[START OF RECORDS FOR THE TASK]

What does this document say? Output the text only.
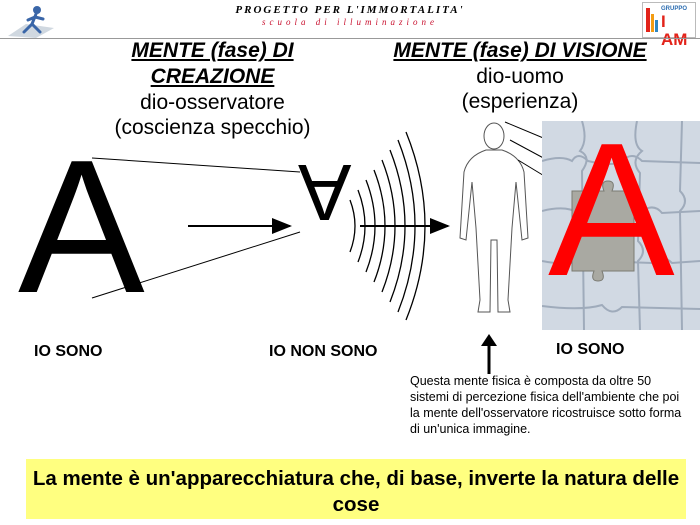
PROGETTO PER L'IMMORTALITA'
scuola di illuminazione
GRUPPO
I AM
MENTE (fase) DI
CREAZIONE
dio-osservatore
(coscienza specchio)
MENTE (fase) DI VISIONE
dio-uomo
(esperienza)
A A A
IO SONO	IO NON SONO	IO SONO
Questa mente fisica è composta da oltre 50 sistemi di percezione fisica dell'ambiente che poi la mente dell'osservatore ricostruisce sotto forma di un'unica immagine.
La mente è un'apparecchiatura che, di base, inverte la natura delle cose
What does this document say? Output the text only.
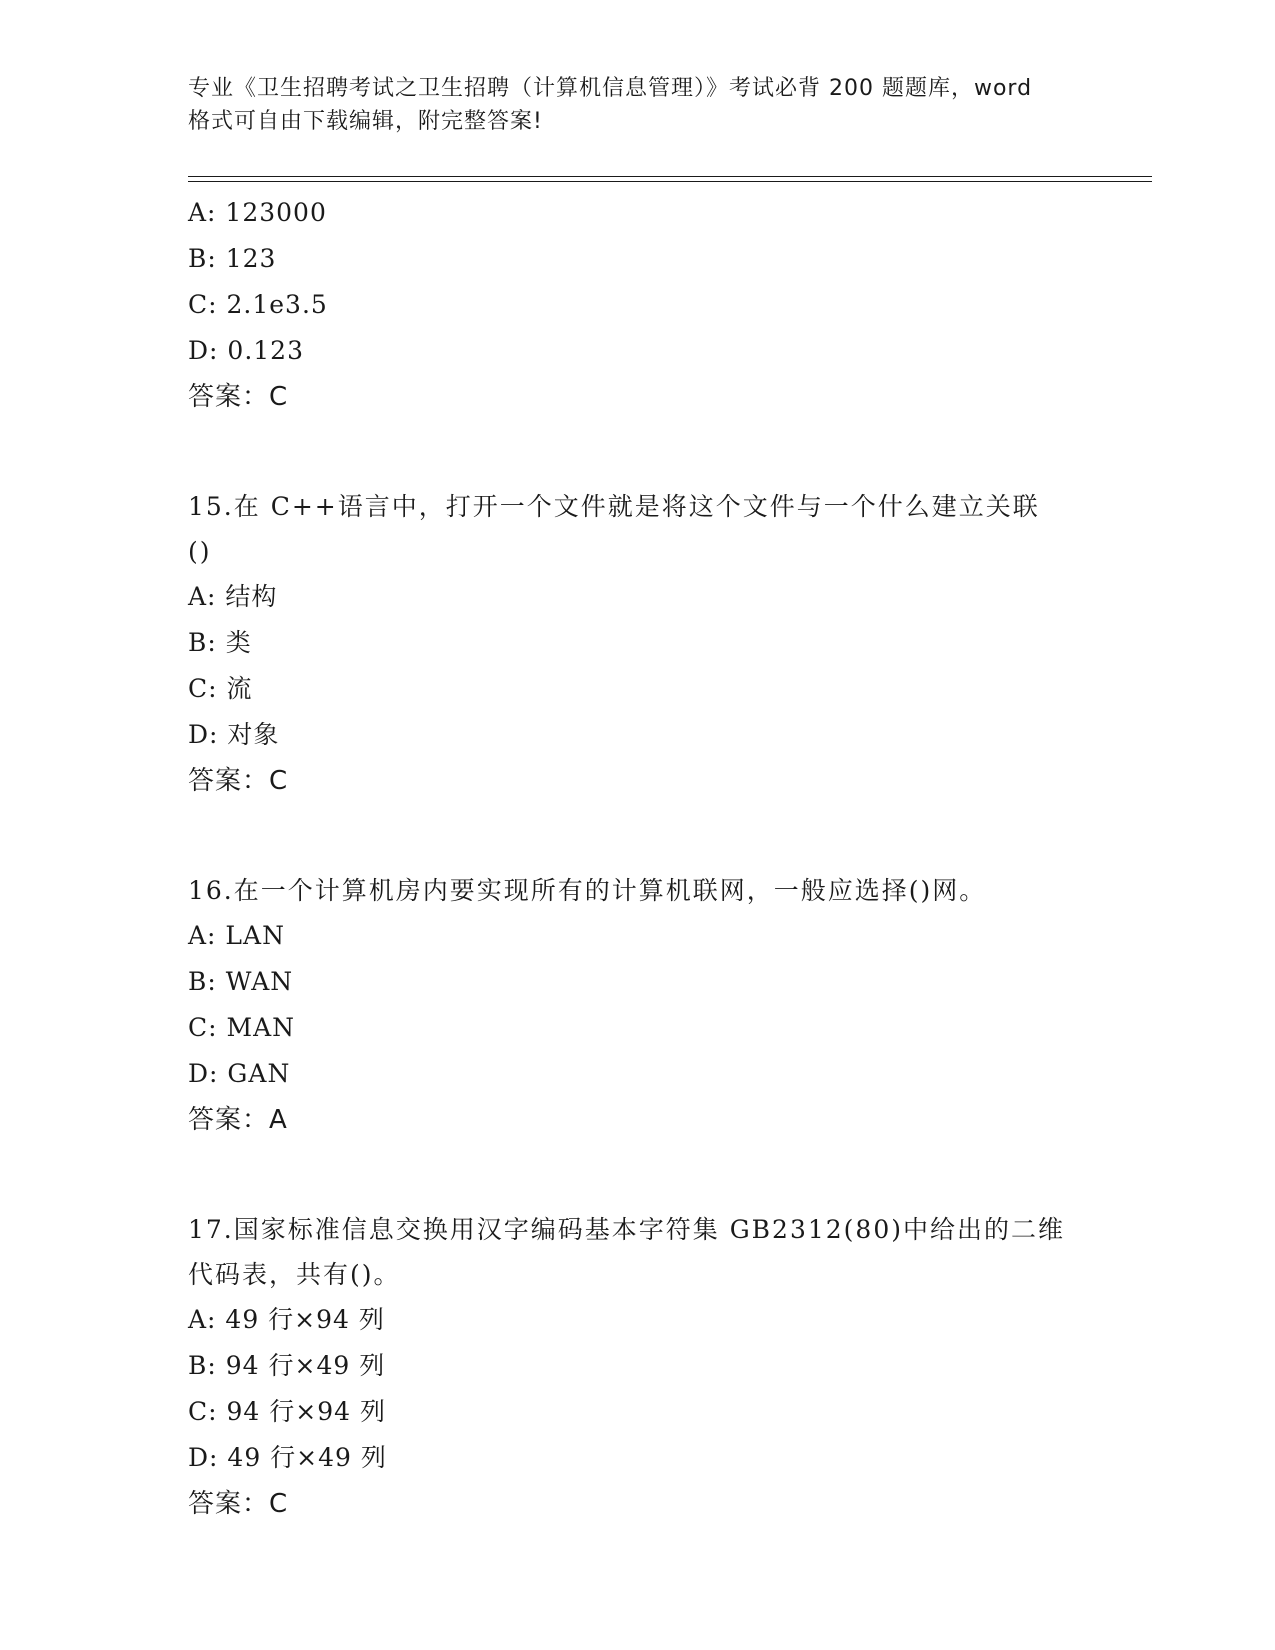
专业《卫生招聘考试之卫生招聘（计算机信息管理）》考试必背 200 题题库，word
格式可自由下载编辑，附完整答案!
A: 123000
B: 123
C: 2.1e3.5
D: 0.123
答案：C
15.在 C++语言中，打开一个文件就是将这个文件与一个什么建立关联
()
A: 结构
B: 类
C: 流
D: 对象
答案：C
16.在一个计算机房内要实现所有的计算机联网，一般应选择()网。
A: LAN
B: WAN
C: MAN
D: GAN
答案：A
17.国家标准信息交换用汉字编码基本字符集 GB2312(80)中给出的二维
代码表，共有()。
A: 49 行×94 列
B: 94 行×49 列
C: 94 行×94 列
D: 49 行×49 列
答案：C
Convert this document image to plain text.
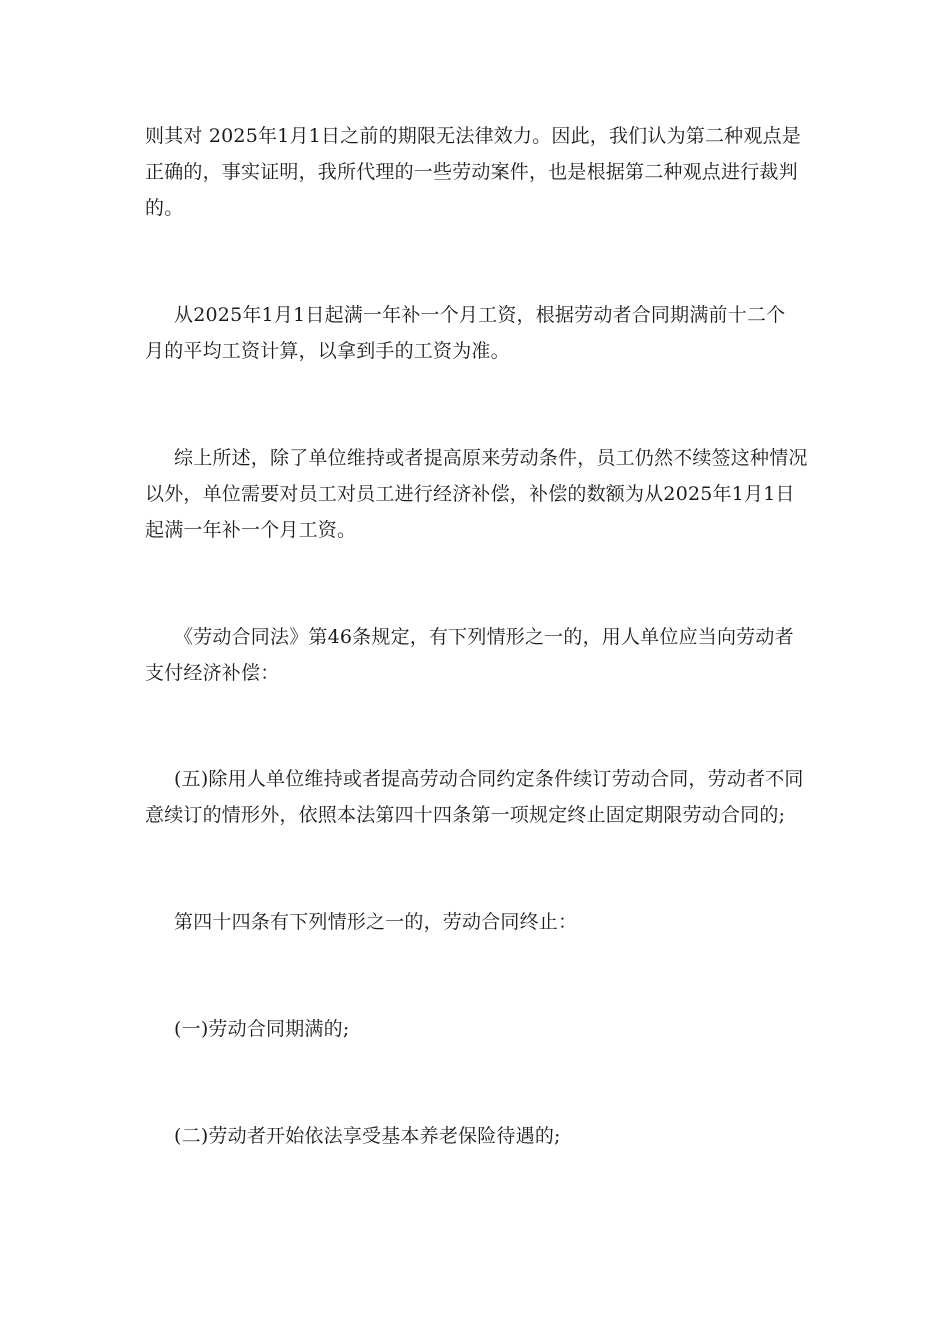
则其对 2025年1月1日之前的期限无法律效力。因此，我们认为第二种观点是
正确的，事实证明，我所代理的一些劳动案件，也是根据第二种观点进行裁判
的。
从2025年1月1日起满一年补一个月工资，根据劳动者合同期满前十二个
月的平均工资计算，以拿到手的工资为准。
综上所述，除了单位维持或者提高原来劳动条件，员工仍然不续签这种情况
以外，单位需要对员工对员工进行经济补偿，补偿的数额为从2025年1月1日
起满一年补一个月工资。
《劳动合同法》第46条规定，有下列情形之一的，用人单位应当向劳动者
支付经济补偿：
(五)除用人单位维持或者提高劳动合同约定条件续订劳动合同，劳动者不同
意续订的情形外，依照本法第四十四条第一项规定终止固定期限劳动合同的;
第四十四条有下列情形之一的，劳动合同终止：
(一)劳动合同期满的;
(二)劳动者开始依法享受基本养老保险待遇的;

[END OF RECORDS FOR THE TASK]

§ REQUEST: Reproduce every record word for word. The copy must contain no pictures.

§ ANSWER FOR THE TASK:
What does this document say? Output the text only.
PROGETTO PER L'IMMORTALITA'
scuola di illuminazione
GRUPPO
I AM
MENTE (fase) DI
CREAZIONE
dio-osservatore
(coscienza specchio)
MENTE (fase) DI VISIONE
dio-uomo
(esperienza)
A A A
IO SONO	IO NON SONO	IO SONO
Questa mente fisica è composta da oltre 50 sistemi di percezione fisica dell'ambiente che poi la mente dell'osservatore ricostruisce sotto forma di un'unica immagine.
La mente è un'apparecchiatura che, di base, inverte la natura delle cose
What does this document say? Output the text only.
专业《卫生招聘考试之卫生招聘（计算机信息管理）》考试必背 200 题题库，word
格式可自由下载编辑，附完整答案!
A: 123000
B: 123
C: 2.1e3.5
D: 0.123
答案：C
15.在 C++语言中，打开一个文件就是将这个文件与一个什么建立关联
()
A: 结构
B: 类
C: 流
D: 对象
答案：C
16.在一个计算机房内要实现所有的计算机联网，一般应选择()网。
A: LAN
B: WAN
C: MAN
D: GAN
答案：A
17.国家标准信息交换用汉字编码基本字符集 GB2312(80)中给出的二维
代码表，共有()。
A: 49 行×94 列
B: 94 行×49 列
C: 94 行×94 列
D: 49 行×49 列
答案：C
Convert this document image to plain text.
则其对 2025年1月1日之前的期限无法律效力。因此，我们认为第二种观点是
正确的，事实证明，我所代理的一些劳动案件，也是根据第二种观点进行裁判
的。
从2025年1月1日起满一年补一个月工资，根据劳动者合同期满前十二个
月的平均工资计算，以拿到手的工资为准。
综上所述，除了单位维持或者提高原来劳动条件，员工仍然不续签这种情况
以外，单位需要对员工对员工进行经济补偿，补偿的数额为从2025年1月1日
起满一年补一个月工资。
《劳动合同法》第46条规定，有下列情形之一的，用人单位应当向劳动者
支付经济补偿：
(五)除用人单位维持或者提高劳动合同约定条件续订劳动合同，劳动者不同
意续订的情形外，依照本法第四十四条第一项规定终止固定期限劳动合同的;
第四十四条有下列情形之一的，劳动合同终止：
(一)劳动合同期满的;
(二)劳动者开始依法享受基本养老保险待遇的;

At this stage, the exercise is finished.